Your objective = The data below must be copied in full and without any change.
━━━━━━━━━━
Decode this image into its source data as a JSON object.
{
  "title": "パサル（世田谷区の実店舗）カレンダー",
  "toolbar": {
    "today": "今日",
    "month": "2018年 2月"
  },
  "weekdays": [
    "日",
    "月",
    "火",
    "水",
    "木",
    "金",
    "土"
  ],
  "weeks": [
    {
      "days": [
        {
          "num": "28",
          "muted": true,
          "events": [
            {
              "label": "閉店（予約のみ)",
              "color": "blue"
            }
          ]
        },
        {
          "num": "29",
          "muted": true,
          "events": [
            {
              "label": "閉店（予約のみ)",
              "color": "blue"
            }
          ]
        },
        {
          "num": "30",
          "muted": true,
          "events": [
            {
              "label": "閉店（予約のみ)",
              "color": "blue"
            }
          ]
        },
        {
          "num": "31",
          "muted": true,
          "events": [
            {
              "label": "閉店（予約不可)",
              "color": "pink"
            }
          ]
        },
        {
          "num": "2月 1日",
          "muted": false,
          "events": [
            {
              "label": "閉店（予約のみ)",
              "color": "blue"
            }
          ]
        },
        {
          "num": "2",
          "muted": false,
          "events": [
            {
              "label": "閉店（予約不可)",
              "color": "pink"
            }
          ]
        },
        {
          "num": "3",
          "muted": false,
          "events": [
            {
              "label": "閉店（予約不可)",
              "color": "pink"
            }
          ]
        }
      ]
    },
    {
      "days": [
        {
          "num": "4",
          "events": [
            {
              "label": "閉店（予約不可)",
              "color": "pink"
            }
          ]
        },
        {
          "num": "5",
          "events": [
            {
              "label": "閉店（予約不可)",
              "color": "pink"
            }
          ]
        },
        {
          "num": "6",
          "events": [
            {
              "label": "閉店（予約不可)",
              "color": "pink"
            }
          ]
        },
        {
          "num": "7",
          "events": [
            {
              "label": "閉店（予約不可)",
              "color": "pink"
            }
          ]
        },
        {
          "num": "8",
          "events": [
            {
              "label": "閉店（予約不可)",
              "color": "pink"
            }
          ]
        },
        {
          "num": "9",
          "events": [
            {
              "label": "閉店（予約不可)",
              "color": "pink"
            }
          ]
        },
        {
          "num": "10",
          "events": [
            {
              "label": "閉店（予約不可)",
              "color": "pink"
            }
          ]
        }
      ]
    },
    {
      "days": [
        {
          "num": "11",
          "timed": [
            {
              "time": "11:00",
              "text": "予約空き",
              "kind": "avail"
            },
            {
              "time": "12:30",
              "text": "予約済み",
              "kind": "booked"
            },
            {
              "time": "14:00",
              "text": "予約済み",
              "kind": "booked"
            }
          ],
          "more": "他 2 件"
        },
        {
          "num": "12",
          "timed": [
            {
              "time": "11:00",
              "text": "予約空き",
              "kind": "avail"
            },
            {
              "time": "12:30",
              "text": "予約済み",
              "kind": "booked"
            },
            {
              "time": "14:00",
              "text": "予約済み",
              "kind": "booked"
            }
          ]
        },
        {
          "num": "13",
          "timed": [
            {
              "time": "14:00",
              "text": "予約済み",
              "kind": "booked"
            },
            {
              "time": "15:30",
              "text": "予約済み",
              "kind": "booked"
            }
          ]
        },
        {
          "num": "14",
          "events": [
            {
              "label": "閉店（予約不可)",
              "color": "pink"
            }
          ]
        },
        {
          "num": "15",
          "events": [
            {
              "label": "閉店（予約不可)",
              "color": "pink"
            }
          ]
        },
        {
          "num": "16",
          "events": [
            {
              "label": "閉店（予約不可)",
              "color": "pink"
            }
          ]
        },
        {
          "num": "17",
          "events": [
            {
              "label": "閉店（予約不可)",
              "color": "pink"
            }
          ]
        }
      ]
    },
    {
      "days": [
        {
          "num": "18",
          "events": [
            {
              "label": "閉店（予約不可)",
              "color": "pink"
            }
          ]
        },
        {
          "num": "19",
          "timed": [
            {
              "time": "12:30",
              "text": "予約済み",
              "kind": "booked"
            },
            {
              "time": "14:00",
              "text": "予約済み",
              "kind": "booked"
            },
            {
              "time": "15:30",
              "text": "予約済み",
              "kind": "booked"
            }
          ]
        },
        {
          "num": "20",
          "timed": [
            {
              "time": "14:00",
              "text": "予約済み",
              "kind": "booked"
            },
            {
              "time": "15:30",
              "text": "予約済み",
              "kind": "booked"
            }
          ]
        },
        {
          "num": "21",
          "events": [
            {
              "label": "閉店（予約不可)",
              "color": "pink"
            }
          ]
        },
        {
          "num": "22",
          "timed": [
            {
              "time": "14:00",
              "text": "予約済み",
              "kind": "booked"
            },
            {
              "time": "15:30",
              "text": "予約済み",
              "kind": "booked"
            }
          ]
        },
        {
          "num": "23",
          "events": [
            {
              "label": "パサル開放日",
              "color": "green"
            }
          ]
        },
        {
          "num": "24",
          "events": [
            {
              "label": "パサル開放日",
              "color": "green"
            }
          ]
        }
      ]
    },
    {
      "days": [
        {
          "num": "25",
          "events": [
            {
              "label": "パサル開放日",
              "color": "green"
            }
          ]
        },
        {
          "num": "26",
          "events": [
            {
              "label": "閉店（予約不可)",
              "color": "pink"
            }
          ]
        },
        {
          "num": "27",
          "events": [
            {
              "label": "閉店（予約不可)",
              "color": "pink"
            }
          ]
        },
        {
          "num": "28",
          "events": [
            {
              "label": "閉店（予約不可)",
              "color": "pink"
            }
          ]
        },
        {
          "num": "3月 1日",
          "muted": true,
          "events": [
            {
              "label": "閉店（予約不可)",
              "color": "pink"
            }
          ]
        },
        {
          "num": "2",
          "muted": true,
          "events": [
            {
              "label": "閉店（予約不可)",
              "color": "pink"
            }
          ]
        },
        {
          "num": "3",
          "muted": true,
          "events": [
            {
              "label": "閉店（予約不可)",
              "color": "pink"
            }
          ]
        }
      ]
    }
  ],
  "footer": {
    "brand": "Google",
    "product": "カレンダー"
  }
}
━━━━━━━━━━
Response to this task =
Decode this image into its source data as a JSON object.
{
  "title": "パサル（世田谷区の実店舗）カレンダー",
  "toolbar": {
    "today": "今日",
    "month": "2018年 2月"
  },
  "weekdays": [
    "日",
    "月",
    "火",
    "水",
    "木",
    "金",
    "土"
  ],
  "weeks": [
    {
      "days": [
        {
          "num": "28",
          "muted": true,
          "events": [
            {
              "label": "閉店（予約のみ)",
              "color": "blue"
            }
          ]
        },
        {
          "num": "29",
          "muted": true,
          "events": [
            {
              "label": "閉店（予約のみ)",
              "color": "blue"
            }
          ]
        },
        {
          "num": "30",
          "muted": true,
          "events": [
            {
              "label": "閉店（予約のみ)",
              "color": "blue"
            }
          ]
        },
        {
          "num": "31",
          "muted": true,
          "events": [
            {
              "label": "閉店（予約不可)",
              "color": "pink"
            }
          ]
        },
        {
          "num": "2月 1日",
          "muted": false,
          "events": [
            {
              "label": "閉店（予約のみ)",
              "color": "blue"
            }
          ]
        },
        {
          "num": "2",
          "muted": false,
          "events": [
            {
              "label": "閉店（予約不可)",
              "color": "pink"
            }
          ]
        },
        {
          "num": "3",
          "muted": false,
          "events": [
            {
              "label": "閉店（予約不可)",
              "color": "pink"
            }
          ]
        }
      ]
    },
    {
      "days": [
        {
          "num": "4",
          "events": [
            {
              "label": "閉店（予約不可)",
              "color": "pink"
            }
          ]
        },
        {
          "num": "5",
          "events": [
            {
              "label": "閉店（予約不可)",
              "color": "pink"
            }
          ]
        },
        {
          "num": "6",
          "events": [
            {
              "label": "閉店（予約不可)",
              "color": "pink"
            }
          ]
        },
        {
          "num": "7",
          "events": [
            {
              "label": "閉店（予約不可)",
              "color": "pink"
            }
          ]
        },
        {
          "num": "8",
          "events": [
            {
              "label": "閉店（予約不可)",
              "color": "pink"
            }
          ]
        },
        {
          "num": "9",
          "events": [
            {
              "label": "閉店（予約不可)",
              "color": "pink"
            }
          ]
        },
        {
          "num": "10",
          "events": [
            {
              "label": "閉店（予約不可)",
              "color": "pink"
            }
          ]
        }
      ]
    },
    {
      "days": [
        {
          "num": "11",
          "timed": [
            {
              "time": "11:00",
              "text": "予約空き",
              "kind": "avail"
            },
            {
              "time": "12:30",
              "text": "予約済み",
              "kind": "booked"
            },
            {
              "time": "14:00",
              "text": "予約済み",
              "kind": "booked"
            }
          ],
          "more": "他 2 件"
        },
        {
          "num": "12",
          "timed": [
            {
              "time": "11:00",
              "text": "予約空き",
              "kind": "avail"
            },
            {
              "time": "12:30",
              "text": "予約済み",
              "kind": "booked"
            },
            {
              "time": "14:00",
              "text": "予約済み",
              "kind": "booked"
            }
          ]
        },
        {
          "num": "13",
          "timed": [
            {
              "time": "14:00",
              "text": "予約済み",
              "kind": "booked"
            },
            {
              "time": "15:30",
              "text": "予約済み",
              "kind": "booked"
            }
          ]
        },
        {
          "num": "14",
          "events": [
            {
              "label": "閉店（予約不可)",
              "color": "pink"
            }
          ]
        },
        {
          "num": "15",
          "events": [
            {
              "label": "閉店（予約不可)",
              "color": "pink"
            }
          ]
        },
        {
          "num": "16",
          "events": [
            {
              "label": "閉店（予約不可)",
              "color": "pink"
            }
          ]
        },
        {
          "num": "17",
          "events": [
            {
              "label": "閉店（予約不可)",
              "color": "pink"
            }
          ]
        }
      ]
    },
    {
      "days": [
        {
          "num": "18",
          "events": [
            {
              "label": "閉店（予約不可)",
              "color": "pink"
            }
          ]
        },
        {
          "num": "19",
          "timed": [
            {
              "time": "12:30",
              "text": "予約済み",
              "kind": "booked"
            },
            {
              "time": "14:00",
              "text": "予約済み",
              "kind": "booked"
            },
            {
              "time": "15:30",
              "text": "予約済み",
              "kind": "booked"
            }
          ]
        },
        {
          "num": "20",
          "timed": [
            {
              "time": "14:00",
              "text": "予約済み",
              "kind": "booked"
            },
            {
              "time": "15:30",
              "text": "予約済み",
              "kind": "booked"
            }
          ]
        },
        {
          "num": "21",
          "events": [
            {
              "label": "閉店（予約不可)",
              "color": "pink"
            }
          ]
        },
        {
          "num": "22",
          "timed": [
            {
              "time": "14:00",
              "text": "予約済み",
              "kind": "booked"
            },
            {
              "time": "15:30",
              "text": "予約済み",
              "kind": "booked"
            }
          ]
        },
        {
          "num": "23",
          "events": [
            {
              "label": "パサル開放日",
              "color": "green"
            }
          ]
        },
        {
          "num": "24",
          "events": [
            {
              "label": "パサル開放日",
              "color": "green"
            }
          ]
        }
      ]
    },
    {
      "days": [
        {
          "num": "25",
          "events": [
            {
              "label": "パサル開放日",
              "color": "green"
            }
          ]
        },
        {
          "num": "26",
          "events": [
            {
              "label": "閉店（予約不可)",
              "color": "pink"
            }
          ]
        },
        {
          "num": "27",
          "events": [
            {
              "label": "閉店（予約不可)",
              "color": "pink"
            }
          ]
        },
        {
          "num": "28",
          "events": [
            {
              "label": "閉店（予約不可)",
              "color": "pink"
            }
          ]
        },
        {
          "num": "3月 1日",
          "muted": true,
          "events": [
            {
              "label": "閉店（予約不可)",
              "color": "pink"
            }
          ]
        },
        {
          "num": "2",
          "muted": true,
          "events": [
            {
              "label": "閉店（予約不可)",
              "color": "pink"
            }
          ]
        },
        {
          "num": "3",
          "muted": true,
          "events": [
            {
              "label": "閉店（予約不可)",
              "color": "pink"
            }
          ]
        }
      ]
    }
  ],
  "footer": {
    "brand": "Google",
    "product": "カレンダー"
  }
}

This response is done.